## BEGIN Data lines
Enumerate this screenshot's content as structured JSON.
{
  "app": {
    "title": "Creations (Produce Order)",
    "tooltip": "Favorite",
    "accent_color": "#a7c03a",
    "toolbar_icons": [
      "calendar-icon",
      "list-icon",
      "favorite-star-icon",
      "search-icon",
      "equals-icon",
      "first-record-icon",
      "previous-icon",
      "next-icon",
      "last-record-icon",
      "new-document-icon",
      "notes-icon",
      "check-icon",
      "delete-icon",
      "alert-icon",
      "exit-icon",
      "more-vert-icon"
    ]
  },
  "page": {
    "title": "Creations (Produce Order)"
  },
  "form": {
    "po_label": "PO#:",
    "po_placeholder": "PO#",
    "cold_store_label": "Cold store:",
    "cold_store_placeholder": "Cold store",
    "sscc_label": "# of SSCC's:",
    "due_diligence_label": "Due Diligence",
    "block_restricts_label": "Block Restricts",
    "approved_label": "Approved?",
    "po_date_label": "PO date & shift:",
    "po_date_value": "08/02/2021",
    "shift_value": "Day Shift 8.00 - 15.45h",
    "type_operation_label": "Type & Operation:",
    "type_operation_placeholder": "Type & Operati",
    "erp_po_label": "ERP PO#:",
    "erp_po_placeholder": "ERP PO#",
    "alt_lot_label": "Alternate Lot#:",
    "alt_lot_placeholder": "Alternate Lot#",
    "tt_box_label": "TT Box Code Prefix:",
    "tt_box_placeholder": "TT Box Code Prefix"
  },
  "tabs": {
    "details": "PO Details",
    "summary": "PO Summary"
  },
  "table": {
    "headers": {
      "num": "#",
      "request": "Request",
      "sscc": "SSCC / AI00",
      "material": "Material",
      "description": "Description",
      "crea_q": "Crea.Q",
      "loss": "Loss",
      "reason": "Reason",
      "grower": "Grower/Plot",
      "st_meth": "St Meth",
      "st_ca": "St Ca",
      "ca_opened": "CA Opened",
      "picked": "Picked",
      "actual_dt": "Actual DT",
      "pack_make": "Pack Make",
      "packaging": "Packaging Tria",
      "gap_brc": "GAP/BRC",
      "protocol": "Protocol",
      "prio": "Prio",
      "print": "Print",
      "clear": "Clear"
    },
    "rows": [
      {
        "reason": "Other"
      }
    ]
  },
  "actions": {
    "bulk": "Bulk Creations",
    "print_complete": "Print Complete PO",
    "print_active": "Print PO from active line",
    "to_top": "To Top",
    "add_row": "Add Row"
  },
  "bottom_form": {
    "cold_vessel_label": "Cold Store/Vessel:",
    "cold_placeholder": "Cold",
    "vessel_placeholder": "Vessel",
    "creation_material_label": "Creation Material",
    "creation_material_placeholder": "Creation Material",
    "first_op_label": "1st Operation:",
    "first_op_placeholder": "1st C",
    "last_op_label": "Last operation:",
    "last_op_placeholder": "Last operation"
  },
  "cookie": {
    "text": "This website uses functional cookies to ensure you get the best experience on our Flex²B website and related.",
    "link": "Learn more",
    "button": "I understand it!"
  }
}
## END Data lines
Task instructions >>
Whenever "Print" turns up in a line, pick that line out.

Complete response >>
      "print": "Print",
    "print_complete": "Print Complete PO",
    "print_active": "Print PO from active line",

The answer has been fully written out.